▶ _ITEMS_:
■ ■ ■ ■
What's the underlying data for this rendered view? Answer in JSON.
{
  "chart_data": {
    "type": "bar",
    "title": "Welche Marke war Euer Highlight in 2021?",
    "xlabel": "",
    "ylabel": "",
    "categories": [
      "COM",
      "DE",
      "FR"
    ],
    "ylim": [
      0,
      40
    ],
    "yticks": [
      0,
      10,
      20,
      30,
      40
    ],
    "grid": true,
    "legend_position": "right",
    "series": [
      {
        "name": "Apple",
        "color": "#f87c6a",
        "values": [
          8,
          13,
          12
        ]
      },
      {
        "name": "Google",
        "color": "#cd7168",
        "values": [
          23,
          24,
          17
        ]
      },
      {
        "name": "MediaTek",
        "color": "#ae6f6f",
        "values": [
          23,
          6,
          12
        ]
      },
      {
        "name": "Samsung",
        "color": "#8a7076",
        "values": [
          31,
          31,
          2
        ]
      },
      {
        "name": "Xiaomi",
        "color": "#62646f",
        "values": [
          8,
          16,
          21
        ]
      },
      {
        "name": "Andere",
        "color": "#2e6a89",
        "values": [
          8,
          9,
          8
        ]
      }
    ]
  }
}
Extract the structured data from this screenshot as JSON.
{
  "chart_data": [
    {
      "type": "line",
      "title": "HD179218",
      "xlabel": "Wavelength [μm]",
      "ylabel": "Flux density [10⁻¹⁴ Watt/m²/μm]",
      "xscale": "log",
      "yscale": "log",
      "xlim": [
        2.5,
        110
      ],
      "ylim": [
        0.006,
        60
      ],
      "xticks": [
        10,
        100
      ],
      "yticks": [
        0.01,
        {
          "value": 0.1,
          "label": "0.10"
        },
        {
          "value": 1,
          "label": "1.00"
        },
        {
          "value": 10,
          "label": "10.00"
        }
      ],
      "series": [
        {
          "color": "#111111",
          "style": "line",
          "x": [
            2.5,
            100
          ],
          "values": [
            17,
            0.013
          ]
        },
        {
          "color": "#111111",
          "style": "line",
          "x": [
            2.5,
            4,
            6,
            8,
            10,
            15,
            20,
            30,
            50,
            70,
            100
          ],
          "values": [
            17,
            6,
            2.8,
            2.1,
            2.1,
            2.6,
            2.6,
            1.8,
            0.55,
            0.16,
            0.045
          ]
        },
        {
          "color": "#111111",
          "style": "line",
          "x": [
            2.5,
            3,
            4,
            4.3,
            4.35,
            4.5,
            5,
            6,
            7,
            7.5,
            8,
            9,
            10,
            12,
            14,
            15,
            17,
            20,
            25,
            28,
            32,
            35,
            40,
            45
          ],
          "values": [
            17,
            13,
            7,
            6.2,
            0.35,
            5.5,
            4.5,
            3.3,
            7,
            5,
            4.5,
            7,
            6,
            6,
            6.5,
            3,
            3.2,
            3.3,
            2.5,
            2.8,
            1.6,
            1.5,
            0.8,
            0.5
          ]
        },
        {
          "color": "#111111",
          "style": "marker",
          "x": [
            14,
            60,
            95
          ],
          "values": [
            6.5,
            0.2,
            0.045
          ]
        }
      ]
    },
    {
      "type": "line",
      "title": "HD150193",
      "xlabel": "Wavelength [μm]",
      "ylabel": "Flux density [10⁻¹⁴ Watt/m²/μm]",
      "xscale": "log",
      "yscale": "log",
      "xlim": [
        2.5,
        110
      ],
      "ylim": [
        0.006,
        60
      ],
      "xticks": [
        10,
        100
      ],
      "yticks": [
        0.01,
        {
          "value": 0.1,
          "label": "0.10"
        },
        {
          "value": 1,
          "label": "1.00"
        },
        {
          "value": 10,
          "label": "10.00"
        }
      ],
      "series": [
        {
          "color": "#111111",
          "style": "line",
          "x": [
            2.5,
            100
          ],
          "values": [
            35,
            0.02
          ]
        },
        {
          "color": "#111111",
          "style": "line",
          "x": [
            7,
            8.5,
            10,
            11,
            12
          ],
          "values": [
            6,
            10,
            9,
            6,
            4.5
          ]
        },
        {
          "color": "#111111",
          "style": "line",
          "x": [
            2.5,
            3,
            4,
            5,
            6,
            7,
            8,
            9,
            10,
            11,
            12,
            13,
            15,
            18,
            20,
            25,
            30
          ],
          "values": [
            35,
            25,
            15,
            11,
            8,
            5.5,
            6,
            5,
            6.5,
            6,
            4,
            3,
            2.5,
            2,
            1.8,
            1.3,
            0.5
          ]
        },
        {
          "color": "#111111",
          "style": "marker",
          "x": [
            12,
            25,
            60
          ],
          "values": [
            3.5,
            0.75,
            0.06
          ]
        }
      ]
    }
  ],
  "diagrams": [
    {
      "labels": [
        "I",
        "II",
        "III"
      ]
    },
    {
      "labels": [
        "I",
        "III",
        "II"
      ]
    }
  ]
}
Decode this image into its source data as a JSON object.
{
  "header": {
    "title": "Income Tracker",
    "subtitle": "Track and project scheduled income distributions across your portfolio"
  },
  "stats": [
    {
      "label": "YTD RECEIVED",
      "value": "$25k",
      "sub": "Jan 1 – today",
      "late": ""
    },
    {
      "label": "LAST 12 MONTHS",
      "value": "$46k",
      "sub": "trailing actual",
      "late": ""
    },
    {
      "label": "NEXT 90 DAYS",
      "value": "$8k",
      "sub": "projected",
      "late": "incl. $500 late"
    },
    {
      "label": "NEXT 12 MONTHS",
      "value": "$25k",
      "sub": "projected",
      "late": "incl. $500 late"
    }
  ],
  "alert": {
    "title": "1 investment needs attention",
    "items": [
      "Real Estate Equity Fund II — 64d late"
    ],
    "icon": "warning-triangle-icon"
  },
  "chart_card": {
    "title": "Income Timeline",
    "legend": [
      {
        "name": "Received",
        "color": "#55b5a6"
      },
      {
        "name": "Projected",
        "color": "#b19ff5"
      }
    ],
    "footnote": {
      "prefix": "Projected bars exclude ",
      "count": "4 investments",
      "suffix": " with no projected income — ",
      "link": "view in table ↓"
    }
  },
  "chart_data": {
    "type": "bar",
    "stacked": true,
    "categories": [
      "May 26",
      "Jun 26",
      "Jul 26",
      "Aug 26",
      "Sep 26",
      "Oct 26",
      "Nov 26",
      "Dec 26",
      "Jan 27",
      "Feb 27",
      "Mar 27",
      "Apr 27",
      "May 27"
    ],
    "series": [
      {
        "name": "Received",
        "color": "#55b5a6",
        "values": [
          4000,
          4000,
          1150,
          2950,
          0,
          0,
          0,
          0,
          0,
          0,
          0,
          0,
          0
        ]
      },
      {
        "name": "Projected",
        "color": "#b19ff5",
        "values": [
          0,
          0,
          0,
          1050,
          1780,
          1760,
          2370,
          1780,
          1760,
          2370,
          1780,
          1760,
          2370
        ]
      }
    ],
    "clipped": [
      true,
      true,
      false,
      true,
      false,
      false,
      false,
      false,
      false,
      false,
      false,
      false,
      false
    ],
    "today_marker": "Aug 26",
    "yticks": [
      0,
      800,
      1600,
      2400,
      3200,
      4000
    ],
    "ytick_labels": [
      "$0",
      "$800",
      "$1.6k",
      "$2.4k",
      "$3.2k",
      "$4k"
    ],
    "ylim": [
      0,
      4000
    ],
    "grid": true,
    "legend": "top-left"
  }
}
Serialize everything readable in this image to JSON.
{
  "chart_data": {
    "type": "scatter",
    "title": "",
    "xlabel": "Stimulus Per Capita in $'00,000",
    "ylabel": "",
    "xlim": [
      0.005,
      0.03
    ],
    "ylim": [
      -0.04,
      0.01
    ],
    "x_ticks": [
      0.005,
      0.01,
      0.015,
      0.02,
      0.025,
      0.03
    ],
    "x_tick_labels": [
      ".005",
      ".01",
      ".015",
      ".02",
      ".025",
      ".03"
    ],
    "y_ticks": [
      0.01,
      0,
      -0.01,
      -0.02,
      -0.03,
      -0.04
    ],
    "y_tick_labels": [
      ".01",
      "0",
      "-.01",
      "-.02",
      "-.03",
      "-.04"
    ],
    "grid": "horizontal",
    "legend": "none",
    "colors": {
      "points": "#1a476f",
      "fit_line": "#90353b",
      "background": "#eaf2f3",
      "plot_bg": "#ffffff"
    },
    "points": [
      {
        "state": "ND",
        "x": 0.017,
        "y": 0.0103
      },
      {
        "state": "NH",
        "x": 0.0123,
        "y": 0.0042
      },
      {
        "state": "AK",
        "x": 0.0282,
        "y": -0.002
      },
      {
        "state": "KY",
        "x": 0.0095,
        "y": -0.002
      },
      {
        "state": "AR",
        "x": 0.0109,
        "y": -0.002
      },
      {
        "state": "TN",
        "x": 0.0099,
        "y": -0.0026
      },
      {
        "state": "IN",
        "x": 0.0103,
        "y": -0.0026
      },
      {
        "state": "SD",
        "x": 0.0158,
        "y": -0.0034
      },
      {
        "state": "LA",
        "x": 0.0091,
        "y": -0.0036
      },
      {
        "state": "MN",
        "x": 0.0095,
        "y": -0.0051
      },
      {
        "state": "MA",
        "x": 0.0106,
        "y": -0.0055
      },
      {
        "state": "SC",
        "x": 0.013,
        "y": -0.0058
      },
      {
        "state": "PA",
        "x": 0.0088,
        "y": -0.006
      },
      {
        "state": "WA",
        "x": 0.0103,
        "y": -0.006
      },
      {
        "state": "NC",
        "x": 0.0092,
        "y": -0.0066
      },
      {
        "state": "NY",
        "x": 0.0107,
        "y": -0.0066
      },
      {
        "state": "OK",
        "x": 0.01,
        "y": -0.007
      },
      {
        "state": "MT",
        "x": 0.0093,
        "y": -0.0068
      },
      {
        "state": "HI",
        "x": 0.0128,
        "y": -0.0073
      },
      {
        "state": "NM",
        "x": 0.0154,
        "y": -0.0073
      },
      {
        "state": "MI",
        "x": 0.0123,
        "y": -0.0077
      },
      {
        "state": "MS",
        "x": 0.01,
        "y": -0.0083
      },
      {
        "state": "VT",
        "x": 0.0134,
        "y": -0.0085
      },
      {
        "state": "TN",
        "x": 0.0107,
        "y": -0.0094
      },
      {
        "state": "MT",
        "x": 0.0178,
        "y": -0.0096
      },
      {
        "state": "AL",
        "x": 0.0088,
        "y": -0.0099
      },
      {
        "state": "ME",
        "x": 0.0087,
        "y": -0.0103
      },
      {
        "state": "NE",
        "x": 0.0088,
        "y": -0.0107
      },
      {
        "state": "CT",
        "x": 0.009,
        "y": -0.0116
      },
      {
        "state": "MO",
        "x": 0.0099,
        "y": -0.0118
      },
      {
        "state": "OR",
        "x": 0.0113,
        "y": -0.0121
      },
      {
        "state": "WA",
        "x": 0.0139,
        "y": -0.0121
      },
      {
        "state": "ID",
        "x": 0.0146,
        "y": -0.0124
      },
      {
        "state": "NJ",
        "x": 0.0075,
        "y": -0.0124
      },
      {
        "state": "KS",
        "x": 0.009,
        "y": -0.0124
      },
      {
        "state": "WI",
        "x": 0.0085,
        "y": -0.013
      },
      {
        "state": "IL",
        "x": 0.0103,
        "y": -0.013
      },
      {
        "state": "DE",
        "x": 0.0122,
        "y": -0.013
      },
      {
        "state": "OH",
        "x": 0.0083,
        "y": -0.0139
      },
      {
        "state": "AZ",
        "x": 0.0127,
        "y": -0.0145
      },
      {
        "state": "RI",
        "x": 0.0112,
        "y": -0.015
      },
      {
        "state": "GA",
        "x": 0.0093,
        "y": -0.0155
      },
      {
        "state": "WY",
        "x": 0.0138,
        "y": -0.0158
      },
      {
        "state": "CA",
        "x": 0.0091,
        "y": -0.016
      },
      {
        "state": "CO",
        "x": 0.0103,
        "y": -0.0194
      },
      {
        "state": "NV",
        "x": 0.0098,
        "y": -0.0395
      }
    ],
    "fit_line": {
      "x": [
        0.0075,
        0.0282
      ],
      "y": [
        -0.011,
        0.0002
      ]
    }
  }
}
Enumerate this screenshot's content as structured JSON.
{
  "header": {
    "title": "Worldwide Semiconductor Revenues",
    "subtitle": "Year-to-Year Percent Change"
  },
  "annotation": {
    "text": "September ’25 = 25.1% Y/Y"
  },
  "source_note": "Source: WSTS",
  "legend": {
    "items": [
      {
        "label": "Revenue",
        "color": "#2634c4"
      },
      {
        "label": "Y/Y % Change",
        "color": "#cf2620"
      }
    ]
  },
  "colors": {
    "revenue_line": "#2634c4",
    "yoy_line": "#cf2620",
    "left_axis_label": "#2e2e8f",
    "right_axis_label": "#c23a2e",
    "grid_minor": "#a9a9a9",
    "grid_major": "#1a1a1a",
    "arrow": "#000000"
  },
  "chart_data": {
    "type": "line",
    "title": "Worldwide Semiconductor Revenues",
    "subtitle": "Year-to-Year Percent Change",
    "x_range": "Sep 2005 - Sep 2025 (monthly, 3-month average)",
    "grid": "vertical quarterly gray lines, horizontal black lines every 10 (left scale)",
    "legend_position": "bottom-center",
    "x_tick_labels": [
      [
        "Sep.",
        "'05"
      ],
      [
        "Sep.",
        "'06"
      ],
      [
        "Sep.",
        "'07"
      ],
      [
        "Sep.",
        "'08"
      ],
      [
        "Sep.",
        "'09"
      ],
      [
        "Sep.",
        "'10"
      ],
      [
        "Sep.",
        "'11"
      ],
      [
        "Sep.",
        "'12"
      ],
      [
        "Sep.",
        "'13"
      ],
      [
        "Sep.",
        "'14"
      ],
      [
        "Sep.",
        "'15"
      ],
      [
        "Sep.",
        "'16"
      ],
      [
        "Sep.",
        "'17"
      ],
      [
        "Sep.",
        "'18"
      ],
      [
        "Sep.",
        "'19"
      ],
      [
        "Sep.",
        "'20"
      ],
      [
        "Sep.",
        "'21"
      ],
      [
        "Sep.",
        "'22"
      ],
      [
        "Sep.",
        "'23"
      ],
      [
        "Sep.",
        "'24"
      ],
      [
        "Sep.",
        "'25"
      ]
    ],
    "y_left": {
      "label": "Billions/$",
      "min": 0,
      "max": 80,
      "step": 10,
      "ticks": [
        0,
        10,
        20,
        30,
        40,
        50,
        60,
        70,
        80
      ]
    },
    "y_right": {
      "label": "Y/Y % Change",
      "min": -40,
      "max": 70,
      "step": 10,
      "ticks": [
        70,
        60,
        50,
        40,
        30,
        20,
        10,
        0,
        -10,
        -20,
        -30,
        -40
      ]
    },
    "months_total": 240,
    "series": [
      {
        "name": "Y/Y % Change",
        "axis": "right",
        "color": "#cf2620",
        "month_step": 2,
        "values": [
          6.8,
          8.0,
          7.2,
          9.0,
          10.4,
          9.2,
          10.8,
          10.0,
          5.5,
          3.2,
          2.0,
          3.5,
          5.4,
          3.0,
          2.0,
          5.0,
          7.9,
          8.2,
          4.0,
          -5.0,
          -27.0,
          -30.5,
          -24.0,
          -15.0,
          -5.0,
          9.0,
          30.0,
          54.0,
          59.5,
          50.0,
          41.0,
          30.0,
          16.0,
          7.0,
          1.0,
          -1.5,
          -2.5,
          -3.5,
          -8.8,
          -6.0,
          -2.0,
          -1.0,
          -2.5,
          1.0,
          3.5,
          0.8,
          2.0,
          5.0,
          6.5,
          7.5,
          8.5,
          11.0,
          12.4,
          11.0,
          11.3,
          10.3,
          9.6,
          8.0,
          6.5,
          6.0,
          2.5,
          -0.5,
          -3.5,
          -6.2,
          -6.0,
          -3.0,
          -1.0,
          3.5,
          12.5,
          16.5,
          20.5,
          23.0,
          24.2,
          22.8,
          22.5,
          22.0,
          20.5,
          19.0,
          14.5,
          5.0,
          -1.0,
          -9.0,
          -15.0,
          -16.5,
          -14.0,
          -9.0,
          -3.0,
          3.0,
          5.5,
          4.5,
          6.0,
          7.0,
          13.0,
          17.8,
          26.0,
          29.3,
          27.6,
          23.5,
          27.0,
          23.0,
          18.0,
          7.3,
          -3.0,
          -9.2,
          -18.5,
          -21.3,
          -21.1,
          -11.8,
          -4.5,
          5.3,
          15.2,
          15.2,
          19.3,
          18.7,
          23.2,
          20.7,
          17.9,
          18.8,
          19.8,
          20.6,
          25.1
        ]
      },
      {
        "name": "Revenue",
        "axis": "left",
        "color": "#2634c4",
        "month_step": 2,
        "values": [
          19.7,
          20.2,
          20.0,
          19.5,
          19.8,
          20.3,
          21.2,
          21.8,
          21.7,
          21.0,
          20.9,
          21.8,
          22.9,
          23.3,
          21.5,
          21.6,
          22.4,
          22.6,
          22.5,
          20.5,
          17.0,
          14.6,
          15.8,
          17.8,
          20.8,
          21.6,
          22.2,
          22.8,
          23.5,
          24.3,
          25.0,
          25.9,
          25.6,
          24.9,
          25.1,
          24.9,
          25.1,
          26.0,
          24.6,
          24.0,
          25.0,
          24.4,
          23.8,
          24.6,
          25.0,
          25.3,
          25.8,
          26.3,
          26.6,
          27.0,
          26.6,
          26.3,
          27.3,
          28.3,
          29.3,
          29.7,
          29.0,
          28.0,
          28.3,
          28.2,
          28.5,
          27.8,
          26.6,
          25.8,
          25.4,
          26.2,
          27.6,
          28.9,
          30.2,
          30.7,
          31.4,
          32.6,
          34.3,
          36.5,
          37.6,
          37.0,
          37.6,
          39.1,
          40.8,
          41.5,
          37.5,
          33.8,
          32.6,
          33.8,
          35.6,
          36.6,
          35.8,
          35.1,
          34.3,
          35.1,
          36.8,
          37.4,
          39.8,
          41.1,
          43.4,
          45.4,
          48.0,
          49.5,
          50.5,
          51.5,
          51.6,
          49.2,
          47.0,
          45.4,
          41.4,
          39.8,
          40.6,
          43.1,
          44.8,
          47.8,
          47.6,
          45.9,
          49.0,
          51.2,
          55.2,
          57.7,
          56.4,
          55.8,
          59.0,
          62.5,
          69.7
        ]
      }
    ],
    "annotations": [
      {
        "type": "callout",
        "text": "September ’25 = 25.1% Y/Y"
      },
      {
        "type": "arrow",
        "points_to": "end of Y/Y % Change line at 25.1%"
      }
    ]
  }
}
■ ■ ■ ■
▶ _TO BE DONE_: Using the records above, copy every line that has the word "type" in it.

▶ _EXPECTED ANSWER_:
    "type": "bar",
      "type": "line",
      "type": "line",
    "type": "bar",
    "type": "scatter",
    "type": "line",
        "type": "callout",
        "type": "arrow",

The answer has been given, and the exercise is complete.